▸ Work to complete
Extract and list every line that contains the word "selected".

## Start Dataset excerpts

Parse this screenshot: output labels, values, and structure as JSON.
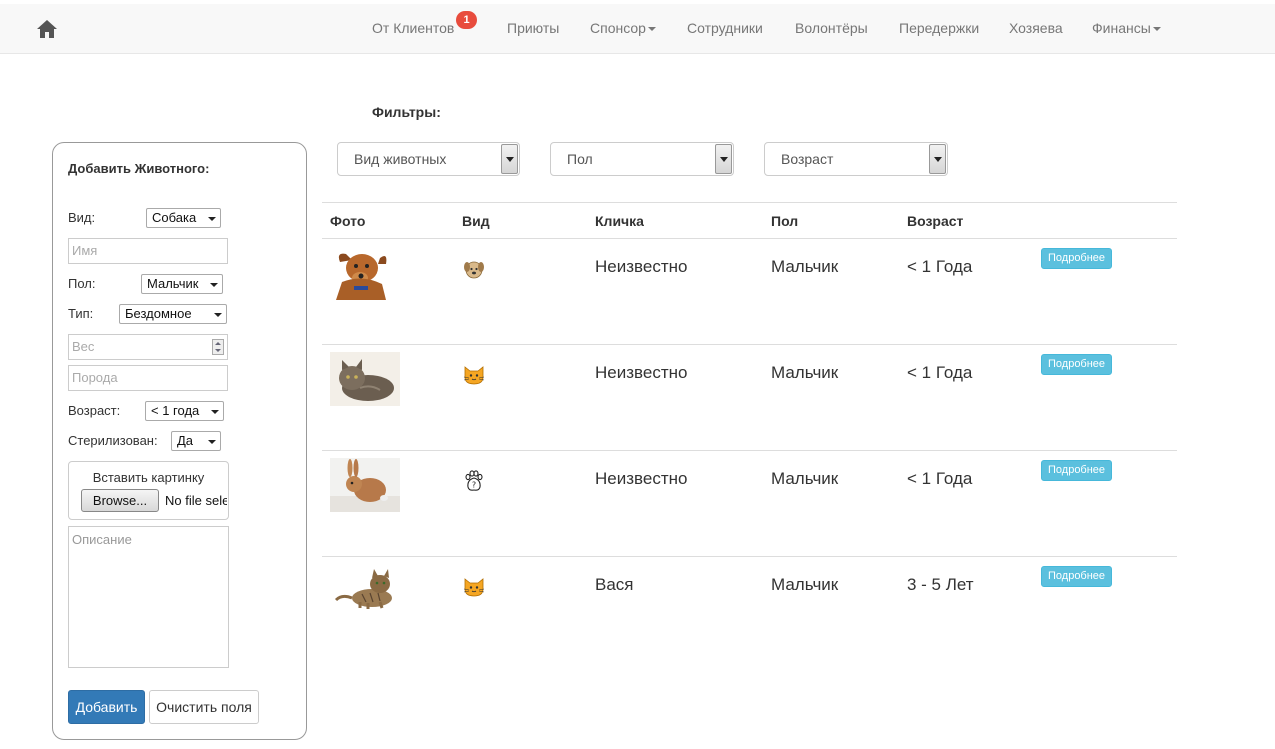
{
  "nav": {
    "items": [
      {
        "label": "От Клиентов",
        "badge": "1"
      },
      {
        "label": "Приюты"
      },
      {
        "label": "Спонсор"
      },
      {
        "label": "Сотрудники"
      },
      {
        "label": "Волонтёры"
      },
      {
        "label": "Передержки"
      },
      {
        "label": "Хозяева"
      },
      {
        "label": "Финансы"
      }
    ]
  },
  "filters": {
    "label": "Фильтры:",
    "animal_type": "Вид животных",
    "sex": "Пол",
    "age": "Возраст"
  },
  "table": {
    "headers": [
      "Фото",
      "Вид",
      "Кличка",
      "Пол",
      "Возраст"
    ],
    "rows": [
      {
        "photo": "dog-photo",
        "species_icon": "dog-icon",
        "name": "Неизвестно",
        "sex": "Мальчик",
        "age": "< 1 Года",
        "details": "Подробнее"
      },
      {
        "photo": "cat-photo",
        "species_icon": "cat-icon",
        "name": "Неизвестно",
        "sex": "Мальчик",
        "age": "< 1 Года",
        "details": "Подробнее"
      },
      {
        "photo": "rabbit-photo",
        "species_icon": "paw-icon",
        "name": "Неизвестно",
        "sex": "Мальчик",
        "age": "< 1 Года",
        "details": "Подробнее"
      },
      {
        "photo": "cat-photo",
        "species_icon": "cat-icon",
        "name": "Вася",
        "sex": "Мальчик",
        "age": "3 - 5 Лет",
        "details": "Подробнее"
      }
    ]
  },
  "form": {
    "title": "Добавить Животного:",
    "kind_label": "Вид:",
    "kind_value": "Собака",
    "name_placeholder": "Имя",
    "sex_label": "Пол:",
    "sex_value": "Мальчик",
    "type_label": "Тип:",
    "type_value": "Бездомное",
    "weight_placeholder": "Вес",
    "breed_placeholder": "Порода",
    "age_label": "Возраст:",
    "age_value": "< 1 года",
    "sterilized_label": "Стерилизован:",
    "sterilized_value": "Да",
    "image_label": "Вставить картинку",
    "browse_label": "Browse...",
    "file_status": "No file selected.",
    "description_placeholder": "Описание",
    "add_label": "Добавить",
    "clear_label": "Очистить поля"
  },
  "colors": {
    "primary": "#337ab7",
    "info": "#5bc0de",
    "badge": "#e84c3d",
    "navbar": "#f8f8f8"
  }
}
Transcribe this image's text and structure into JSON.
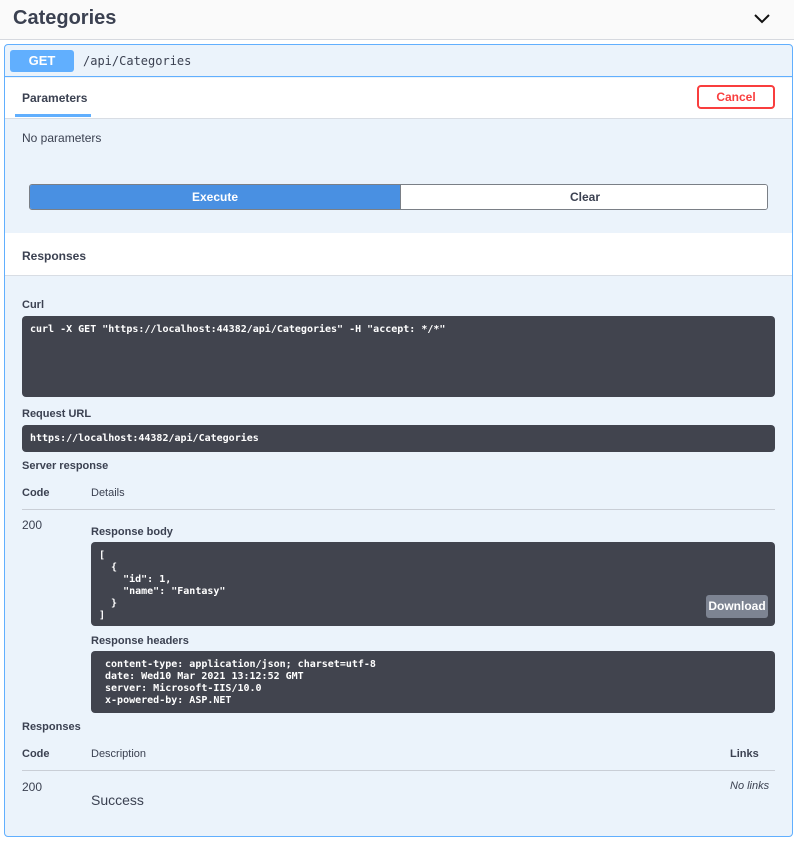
{
  "tag": {
    "title": "Categories"
  },
  "operation": {
    "method": "GET",
    "path": "/api/Categories"
  },
  "parameters": {
    "tab_label": "Parameters",
    "cancel_label": "Cancel",
    "empty_text": "No parameters",
    "execute_label": "Execute",
    "clear_label": "Clear"
  },
  "responses_section": {
    "title": "Responses",
    "curl_label": "Curl",
    "curl_command": "curl -X GET \"https://localhost:44382/api/Categories\" -H \"accept: */*\"",
    "request_url_label": "Request URL",
    "request_url": "https://localhost:44382/api/Categories",
    "server_response_label": "Server response",
    "code_header": "Code",
    "details_header": "Details",
    "status_code": "200",
    "response_body_label": "Response body",
    "response_body": "[\n  {\n    \"id\": 1,\n    \"name\": \"Fantasy\"\n  }\n]",
    "download_label": "Download",
    "response_headers_label": "Response headers",
    "response_headers": " content-type: application/json; charset=utf-8\n date: Wed10 Mar 2021 13:12:52 GMT\n server: Microsoft-IIS/10.0\n x-powered-by: ASP.NET"
  },
  "responses_table": {
    "title": "Responses",
    "code_header": "Code",
    "description_header": "Description",
    "links_header": "Links",
    "rows": [
      {
        "code": "200",
        "description": "Success",
        "links": "No links"
      }
    ]
  }
}
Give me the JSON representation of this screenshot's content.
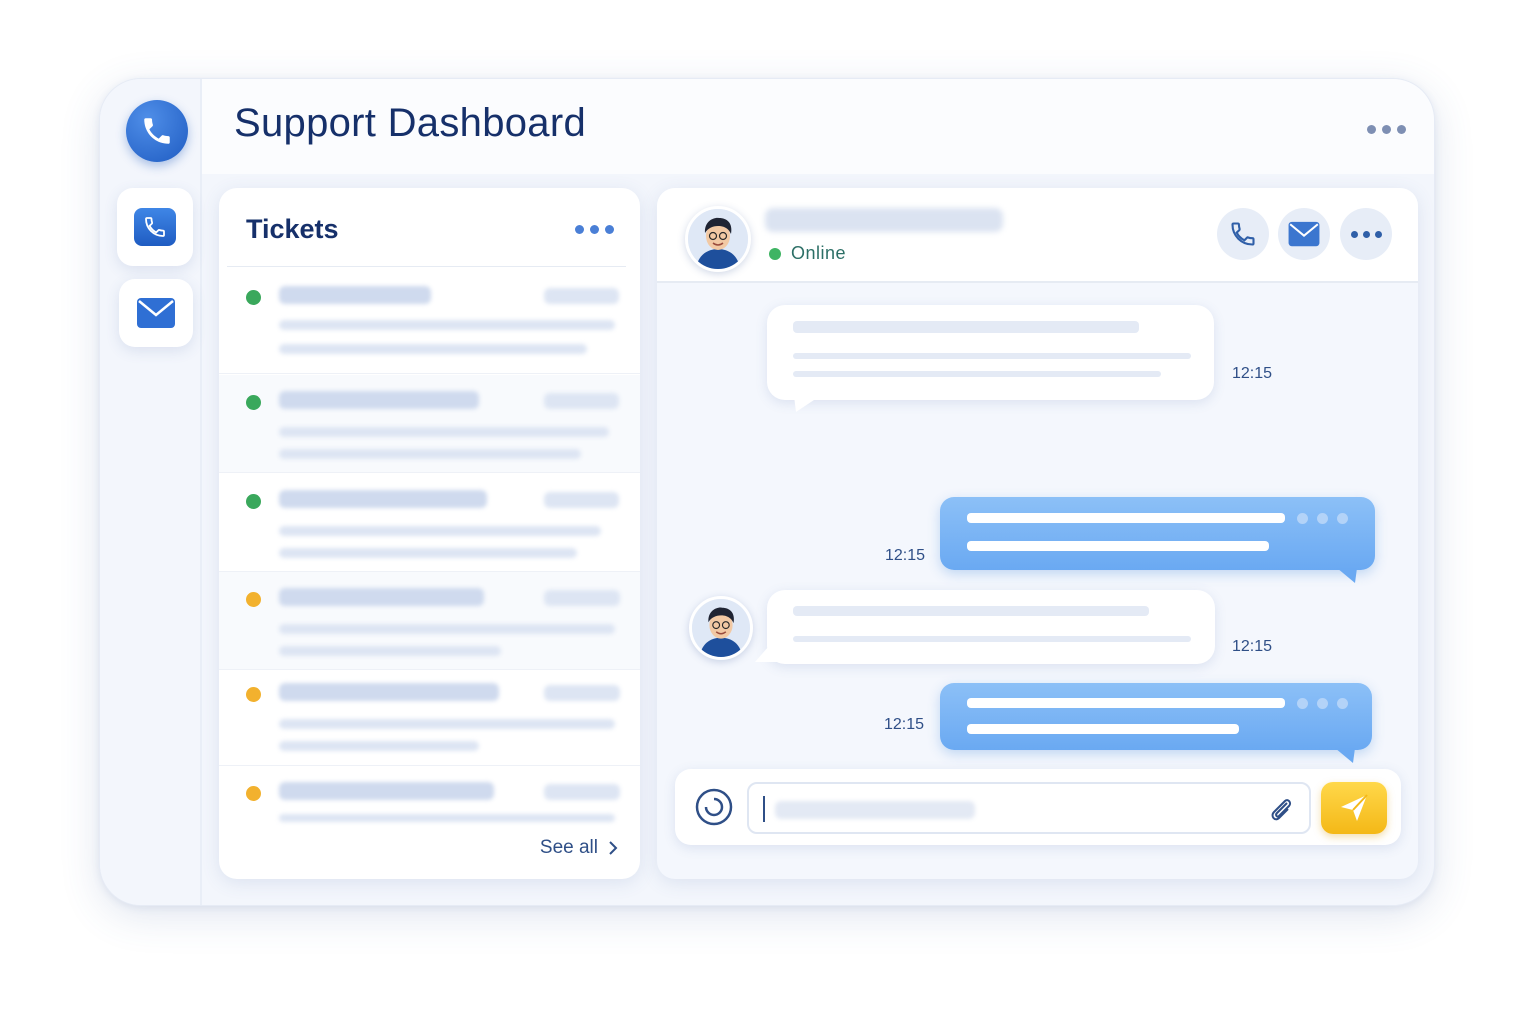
{
  "header": {
    "title": "Support Dashboard"
  },
  "rail": {
    "logo_icon": "phone-icon",
    "items": [
      {
        "name": "phone",
        "icon": "phone-icon"
      },
      {
        "name": "mail",
        "icon": "mail-icon"
      }
    ]
  },
  "tickets": {
    "title": "Tickets",
    "statuses": [
      "green",
      "green",
      "green",
      "orange",
      "orange",
      "orange"
    ],
    "see_all": "See all"
  },
  "chat": {
    "contact_status": "Online",
    "actions": [
      "phone-icon",
      "mail-icon",
      "more-icon"
    ],
    "messages": [
      {
        "direction": "incoming",
        "time": "12:15"
      },
      {
        "direction": "outgoing",
        "time": "12:15"
      },
      {
        "direction": "incoming",
        "time": "12:15"
      },
      {
        "direction": "outgoing",
        "time": "12:15"
      }
    ]
  },
  "composer": {
    "emoji_icon": "emoji-icon",
    "attach_icon": "paperclip-icon",
    "send_icon": "send-icon"
  },
  "colors": {
    "accent_blue": "#1f5cc2",
    "outgoing_bubble": "#6aa9f2",
    "status_green": "#3aa85c",
    "status_orange": "#f2b12e",
    "send_yellow": "#f4b817",
    "title_navy": "#16306a"
  }
}
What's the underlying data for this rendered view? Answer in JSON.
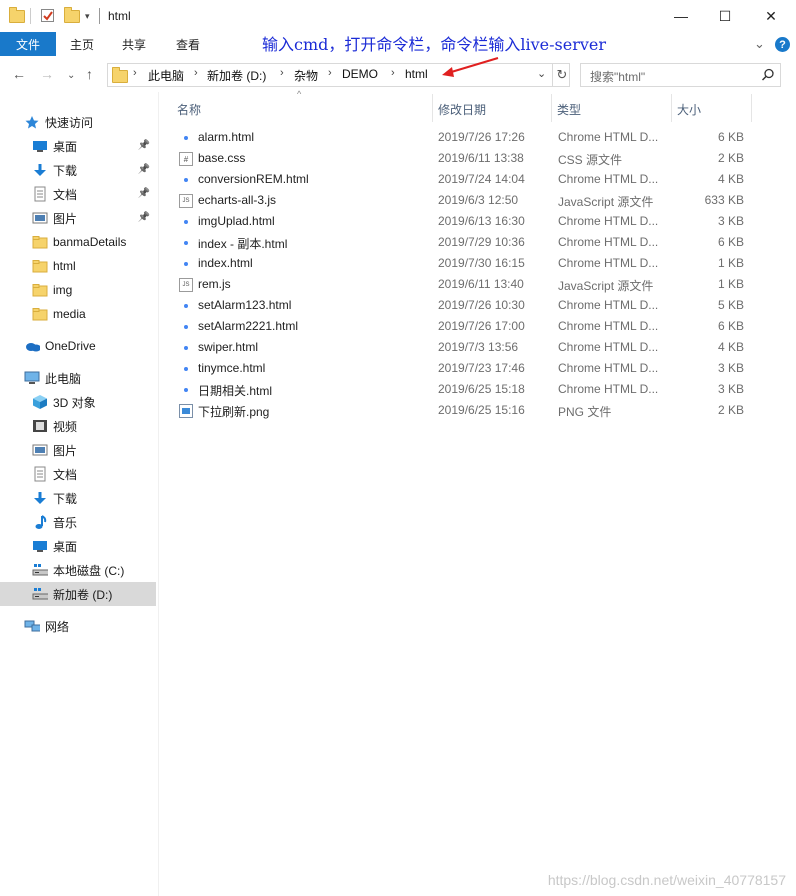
{
  "window": {
    "title": "html",
    "minimize": "—",
    "maximize": "☐",
    "close": "✕"
  },
  "ribbon": {
    "file_tab": "文件",
    "tabs": [
      "主页",
      "共享",
      "查看"
    ],
    "collapse": "⌄",
    "help": "?"
  },
  "annotation": "输入cmd，打开命令栏，命令栏输入live-server",
  "address": {
    "crumbs": [
      "此电脑",
      "新加卷 (D:)",
      "杂物",
      "DEMO",
      "html"
    ],
    "search_placeholder": "搜索\"html\""
  },
  "nav": [
    {
      "label": "快速访问",
      "icon": "star-icon"
    },
    {
      "label": "桌面",
      "icon": "desktop-icon",
      "pinned": true
    },
    {
      "label": "下载",
      "icon": "download-icon",
      "pinned": true
    },
    {
      "label": "文档",
      "icon": "document-icon",
      "pinned": true
    },
    {
      "label": "图片",
      "icon": "pictures-icon",
      "pinned": true
    },
    {
      "label": "banmaDetails",
      "icon": "folder-icon"
    },
    {
      "label": "html",
      "icon": "folder-icon"
    },
    {
      "label": "img",
      "icon": "folder-icon"
    },
    {
      "label": "media",
      "icon": "folder-icon"
    },
    {
      "label": "OneDrive",
      "icon": "cloud-icon"
    },
    {
      "label": "此电脑",
      "icon": "computer-icon"
    },
    {
      "label": "3D 对象",
      "icon": "cube-icon"
    },
    {
      "label": "视频",
      "icon": "video-icon"
    },
    {
      "label": "图片",
      "icon": "pictures-icon"
    },
    {
      "label": "文档",
      "icon": "document-icon"
    },
    {
      "label": "下载",
      "icon": "download-icon"
    },
    {
      "label": "音乐",
      "icon": "music-icon"
    },
    {
      "label": "桌面",
      "icon": "desktop-icon"
    },
    {
      "label": "本地磁盘 (C:)",
      "icon": "drive-icon"
    },
    {
      "label": "新加卷 (D:)",
      "icon": "drive-icon",
      "selected": true
    },
    {
      "label": "网络",
      "icon": "network-icon"
    }
  ],
  "columns": {
    "name": "名称",
    "date": "修改日期",
    "type": "类型",
    "size": "大小"
  },
  "files": [
    {
      "name": "alarm.html",
      "date": "2019/7/26 17:26",
      "type": "Chrome HTML D...",
      "size": "6 KB",
      "icon": "chrome"
    },
    {
      "name": "base.css",
      "date": "2019/6/11 13:38",
      "type": "CSS 源文件",
      "size": "2 KB",
      "icon": "css"
    },
    {
      "name": "conversionREM.html",
      "date": "2019/7/24 14:04",
      "type": "Chrome HTML D...",
      "size": "4 KB",
      "icon": "chrome"
    },
    {
      "name": "echarts-all-3.js",
      "date": "2019/6/3 12:50",
      "type": "JavaScript 源文件",
      "size": "633 KB",
      "icon": "js"
    },
    {
      "name": "imgUplad.html",
      "date": "2019/6/13 16:30",
      "type": "Chrome HTML D...",
      "size": "3 KB",
      "icon": "chrome"
    },
    {
      "name": "index - 副本.html",
      "date": "2019/7/29 10:36",
      "type": "Chrome HTML D...",
      "size": "6 KB",
      "icon": "chrome"
    },
    {
      "name": "index.html",
      "date": "2019/7/30 16:15",
      "type": "Chrome HTML D...",
      "size": "1 KB",
      "icon": "chrome"
    },
    {
      "name": "rem.js",
      "date": "2019/6/11 13:40",
      "type": "JavaScript 源文件",
      "size": "1 KB",
      "icon": "js"
    },
    {
      "name": "setAlarm123.html",
      "date": "2019/7/26 10:30",
      "type": "Chrome HTML D...",
      "size": "5 KB",
      "icon": "chrome"
    },
    {
      "name": "setAlarm2221.html",
      "date": "2019/7/26 17:00",
      "type": "Chrome HTML D...",
      "size": "6 KB",
      "icon": "chrome"
    },
    {
      "name": "swiper.html",
      "date": "2019/7/3 13:56",
      "type": "Chrome HTML D...",
      "size": "4 KB",
      "icon": "chrome"
    },
    {
      "name": "tinymce.html",
      "date": "2019/7/23 17:46",
      "type": "Chrome HTML D...",
      "size": "3 KB",
      "icon": "chrome"
    },
    {
      "name": "日期相关.html",
      "date": "2019/6/25 15:18",
      "type": "Chrome HTML D...",
      "size": "3 KB",
      "icon": "chrome"
    },
    {
      "name": "下拉刷新.png",
      "date": "2019/6/25 15:16",
      "type": "PNG 文件",
      "size": "2 KB",
      "icon": "png"
    }
  ],
  "watermark": "https://blog.csdn.net/weixin_40778157"
}
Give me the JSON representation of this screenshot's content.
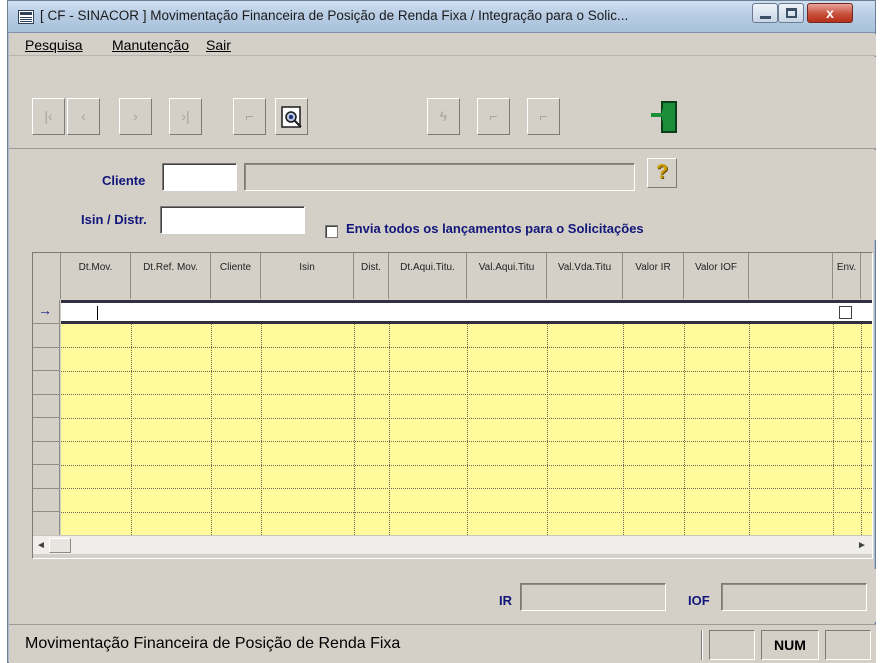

## End Dataset excerpts

▸ The solution
    "file_status": "No file selected.",
      "selected": true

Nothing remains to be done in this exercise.